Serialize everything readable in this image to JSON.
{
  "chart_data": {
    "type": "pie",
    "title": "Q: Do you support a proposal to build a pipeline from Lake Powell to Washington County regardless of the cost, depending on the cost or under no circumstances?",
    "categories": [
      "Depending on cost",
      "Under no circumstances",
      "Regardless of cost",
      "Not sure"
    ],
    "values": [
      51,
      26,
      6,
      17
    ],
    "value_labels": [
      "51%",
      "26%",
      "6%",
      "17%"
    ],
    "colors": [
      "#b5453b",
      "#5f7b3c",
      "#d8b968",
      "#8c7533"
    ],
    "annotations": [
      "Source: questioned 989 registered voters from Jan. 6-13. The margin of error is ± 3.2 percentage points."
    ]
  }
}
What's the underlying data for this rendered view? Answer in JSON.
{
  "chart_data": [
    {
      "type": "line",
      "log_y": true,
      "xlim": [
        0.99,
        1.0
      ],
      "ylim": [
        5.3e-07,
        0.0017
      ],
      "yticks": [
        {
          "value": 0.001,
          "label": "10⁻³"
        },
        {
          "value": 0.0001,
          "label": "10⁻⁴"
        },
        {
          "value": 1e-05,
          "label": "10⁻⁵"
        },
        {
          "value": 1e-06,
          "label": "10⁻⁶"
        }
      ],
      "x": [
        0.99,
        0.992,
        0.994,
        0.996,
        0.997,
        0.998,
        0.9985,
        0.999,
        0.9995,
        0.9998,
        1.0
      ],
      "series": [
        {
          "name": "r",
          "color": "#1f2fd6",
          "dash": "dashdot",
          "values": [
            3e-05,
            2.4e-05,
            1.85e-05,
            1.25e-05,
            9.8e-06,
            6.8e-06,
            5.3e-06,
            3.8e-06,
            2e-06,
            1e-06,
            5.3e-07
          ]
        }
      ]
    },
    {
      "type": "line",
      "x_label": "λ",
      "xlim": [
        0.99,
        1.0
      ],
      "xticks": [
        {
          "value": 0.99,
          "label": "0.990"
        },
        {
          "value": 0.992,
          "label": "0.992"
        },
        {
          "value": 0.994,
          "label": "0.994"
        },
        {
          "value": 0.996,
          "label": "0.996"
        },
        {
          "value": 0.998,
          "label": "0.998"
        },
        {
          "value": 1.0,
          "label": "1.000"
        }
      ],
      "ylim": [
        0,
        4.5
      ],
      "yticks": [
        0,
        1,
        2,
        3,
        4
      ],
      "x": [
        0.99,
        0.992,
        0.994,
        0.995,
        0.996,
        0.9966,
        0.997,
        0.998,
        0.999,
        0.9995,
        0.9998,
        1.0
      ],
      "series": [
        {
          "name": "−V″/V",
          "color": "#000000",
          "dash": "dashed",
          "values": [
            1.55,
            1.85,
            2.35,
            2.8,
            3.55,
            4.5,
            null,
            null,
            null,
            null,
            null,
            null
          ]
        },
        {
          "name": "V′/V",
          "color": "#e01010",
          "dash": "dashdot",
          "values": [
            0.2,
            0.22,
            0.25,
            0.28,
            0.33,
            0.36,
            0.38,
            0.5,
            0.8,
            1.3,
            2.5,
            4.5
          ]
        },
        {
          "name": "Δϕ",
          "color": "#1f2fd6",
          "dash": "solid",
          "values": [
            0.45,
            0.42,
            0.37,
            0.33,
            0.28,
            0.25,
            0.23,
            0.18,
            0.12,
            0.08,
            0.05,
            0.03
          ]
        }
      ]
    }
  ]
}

What is expected :: Check each line of the records for "this" and copy the ones that contain it.

Exercise solution ::
Serialize everything readable in this image to JSON.
What's the underlying data for this rendered view? Answer in JSON.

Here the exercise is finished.